The assessment of sensory, motor, and vibration block was done every 5 min from the time of injection of local anesthetic till the onset of complete surgical anesthesia (S0, M0, and V0) which defined the end of the study, and surgery was then allowed to be commenced. Onset of sensory block (S0) is defined as time between injection of drug and loss of pinprick sensation, onset of motor block (M0) is defined as time between injection of drug and complete loss of motor power, and vibration block (V0) is defined as time between injection of drug and obtaining vibration score of 0. Intravenous fentanyl in the dose of 50–100 micrograms was given to all patients to ensure comfort while maintaining a conscious and conversant state.
The mean time of onset of motor block and loss of vibration sensation, which was taken as primary outcome variable, showed that a minimum number of patients should be 41 so as to achieve a power of 80% and an alpha error of 5%. Thus, we took 50 patients for the study. All the results were tabulated and analyzed using Kruskal–Wallis test followed by Mann–Whitney U-test. P <0.05 was considered to be significant.
| Results|| |
After supraclavicular block, mean ± standard deviation of time (in minutes) for the onset of sensory, motor, and vibration block was 13.33 ± 3.26, 21.10 ± 3.26, and 25.50 ± 2.02, respectively [Figure 3]. The difference between the mean time taken for S0, M0, and V0 was statistically significant (P< 0.05). All the patients achieved complete sensory blockade after 20 min, 38% of patients had intact motor power, and 4% of the patients had loss of vibration sensation. All the patients achieved complete sensory and motor blockade after 25 min, but 14% of the patients still had vibration sensation intact. All the patients achieved complete sensory, motor, and vibration sense blockade after 30 min [Figure 4].
|Figure 3: Comparison of mean time of onset of sensory, motor, and vibration block|
Click here to view
|Figure 4: Proportion of subjects according to time for different parameters|
Click here to view
| Discussion|| |
Many studies have evaluated the order of blockade of various sensations taking only sensory perception and motor strength as criteria, but number of studies in which the order of blockade using vibration sense following brachial plexus block has been studied are limited., This prompted us to evaluate the sequence of blockade using vibration sense as criteria along with sensory and motor power following supraclavicular brachial plexus block.

• Exercise 1
Please decide whether each statement agrees with the nerve block study above. Answer yes or no, and quote the words of the text that decide it.
(a) Every patient received intravenous fentanyl.
(b) The study enrolled 41 patients.
(c) After 20 minutes, every patient had complete motor blockade.
• Exercise 2
According to the nerve block study, which statistical tests were used to analyze the results?

• Study material
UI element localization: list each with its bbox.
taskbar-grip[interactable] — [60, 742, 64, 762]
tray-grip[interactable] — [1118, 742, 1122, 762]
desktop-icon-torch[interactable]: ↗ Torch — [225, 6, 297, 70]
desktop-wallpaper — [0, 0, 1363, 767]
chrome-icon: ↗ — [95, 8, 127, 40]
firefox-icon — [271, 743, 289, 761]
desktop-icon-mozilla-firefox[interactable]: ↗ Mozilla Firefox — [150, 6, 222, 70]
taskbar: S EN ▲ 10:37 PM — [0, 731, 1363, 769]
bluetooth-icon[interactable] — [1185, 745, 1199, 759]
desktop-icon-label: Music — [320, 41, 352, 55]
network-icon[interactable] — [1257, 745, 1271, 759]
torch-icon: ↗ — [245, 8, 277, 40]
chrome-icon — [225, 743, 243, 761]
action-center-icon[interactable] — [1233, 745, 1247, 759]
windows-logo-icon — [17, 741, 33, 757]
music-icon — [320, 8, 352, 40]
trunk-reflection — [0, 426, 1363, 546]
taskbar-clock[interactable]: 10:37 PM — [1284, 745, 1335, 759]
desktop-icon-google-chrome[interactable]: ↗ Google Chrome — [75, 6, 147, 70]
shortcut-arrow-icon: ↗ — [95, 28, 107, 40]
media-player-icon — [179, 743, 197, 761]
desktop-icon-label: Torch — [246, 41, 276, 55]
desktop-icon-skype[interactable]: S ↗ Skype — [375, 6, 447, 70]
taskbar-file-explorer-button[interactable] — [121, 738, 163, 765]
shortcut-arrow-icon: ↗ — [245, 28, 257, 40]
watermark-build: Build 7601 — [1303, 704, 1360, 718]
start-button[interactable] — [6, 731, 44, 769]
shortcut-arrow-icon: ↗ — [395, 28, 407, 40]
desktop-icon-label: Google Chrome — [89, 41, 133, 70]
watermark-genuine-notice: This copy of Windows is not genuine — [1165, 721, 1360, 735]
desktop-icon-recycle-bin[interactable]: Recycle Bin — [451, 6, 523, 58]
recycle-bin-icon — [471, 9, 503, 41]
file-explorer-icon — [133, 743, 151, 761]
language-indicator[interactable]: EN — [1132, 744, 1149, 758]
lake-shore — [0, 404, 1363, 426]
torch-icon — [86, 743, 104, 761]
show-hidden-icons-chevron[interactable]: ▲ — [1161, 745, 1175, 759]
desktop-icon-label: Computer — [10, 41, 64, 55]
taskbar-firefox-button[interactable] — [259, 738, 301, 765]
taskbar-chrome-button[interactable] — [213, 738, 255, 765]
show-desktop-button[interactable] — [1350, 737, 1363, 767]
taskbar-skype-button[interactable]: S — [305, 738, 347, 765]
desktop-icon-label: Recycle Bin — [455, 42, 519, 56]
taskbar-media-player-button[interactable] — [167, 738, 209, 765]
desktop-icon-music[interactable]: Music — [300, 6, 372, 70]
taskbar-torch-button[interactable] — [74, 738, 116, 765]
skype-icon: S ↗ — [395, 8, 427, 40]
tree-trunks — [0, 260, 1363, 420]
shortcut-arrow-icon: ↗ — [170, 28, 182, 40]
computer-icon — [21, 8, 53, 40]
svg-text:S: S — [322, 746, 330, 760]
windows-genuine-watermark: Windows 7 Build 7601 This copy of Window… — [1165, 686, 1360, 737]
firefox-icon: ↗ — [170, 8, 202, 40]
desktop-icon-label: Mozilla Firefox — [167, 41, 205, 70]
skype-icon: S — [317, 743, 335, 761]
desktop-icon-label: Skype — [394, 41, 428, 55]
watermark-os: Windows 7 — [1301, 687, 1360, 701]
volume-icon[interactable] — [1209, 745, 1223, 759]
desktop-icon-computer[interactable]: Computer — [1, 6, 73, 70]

• Task answer 1
(a) Yes: "Intravenous fentanyl in the dose of 50–100 micrograms was given to all patients"
(b) No: "Thus, we took 50 patients for the study."
(c) No: "after 20 min, 38% of patients had intact motor power"

• Task answer 2
The Kruskal–Wallis test, followed by the Mann–Whitney U-test.